* [What the exercise asks]
Make an exact copy of the entries, and keep any pictures out of it.

* [Given information]
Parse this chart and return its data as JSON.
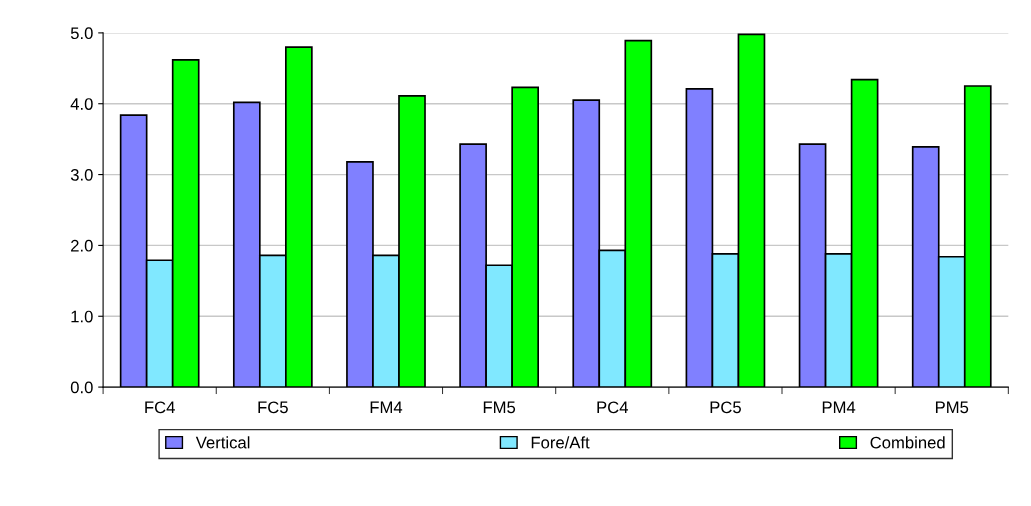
{
  "chart_data": {
    "type": "bar",
    "categories": [
      "FC4",
      "FC5",
      "FM4",
      "FM5",
      "PC4",
      "PC5",
      "PM4",
      "PM5"
    ],
    "series": [
      {
        "name": "Vertical",
        "color": "#8080ff",
        "values": [
          3.84,
          4.02,
          3.18,
          3.43,
          4.05,
          4.21,
          3.43,
          3.39
        ]
      },
      {
        "name": "Fore/Aft",
        "color": "#80e8ff",
        "values": [
          1.79,
          1.86,
          1.86,
          1.72,
          1.93,
          1.88,
          1.88,
          1.84
        ]
      },
      {
        "name": "Combined",
        "color": "#00ff00",
        "values": [
          4.62,
          4.8,
          4.11,
          4.23,
          4.89,
          4.98,
          4.34,
          4.25
        ]
      }
    ],
    "ylim": [
      0,
      5
    ],
    "yticks": [
      {
        "value": 0,
        "label": "0.0"
      },
      {
        "value": 1,
        "label": "1.0"
      },
      {
        "value": 2,
        "label": "2.0"
      },
      {
        "value": 3,
        "label": "3.0"
      },
      {
        "value": 4,
        "label": "4.0"
      },
      {
        "value": 5,
        "label": "5.0"
      }
    ],
    "grid": "y",
    "legend": "bottom"
  }
}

* [Written answer]
Parse this chart and return its data as JSON.
{
  "chart_data": {
    "type": "bar",
    "categories": [
      "FC4",
      "FC5",
      "FM4",
      "FM5",
      "PC4",
      "PC5",
      "PM4",
      "PM5"
    ],
    "series": [
      {
        "name": "Vertical",
        "color": "#8080ff",
        "values": [
          3.84,
          4.02,
          3.18,
          3.43,
          4.05,
          4.21,
          3.43,
          3.39
        ]
      },
      {
        "name": "Fore/Aft",
        "color": "#80e8ff",
        "values": [
          1.79,
          1.86,
          1.86,
          1.72,
          1.93,
          1.88,
          1.88,
          1.84
        ]
      },
      {
        "name": "Combined",
        "color": "#00ff00",
        "values": [
          4.62,
          4.8,
          4.11,
          4.23,
          4.89,
          4.98,
          4.34,
          4.25
        ]
      }
    ],
    "ylim": [
      0,
      5
    ],
    "yticks": [
      {
        "value": 0,
        "label": "0.0"
      },
      {
        "value": 1,
        "label": "1.0"
      },
      {
        "value": 2,
        "label": "2.0"
      },
      {
        "value": 3,
        "label": "3.0"
      },
      {
        "value": 4,
        "label": "4.0"
      },
      {
        "value": 5,
        "label": "5.0"
      }
    ],
    "grid": "y",
    "legend": "bottom"
  }
}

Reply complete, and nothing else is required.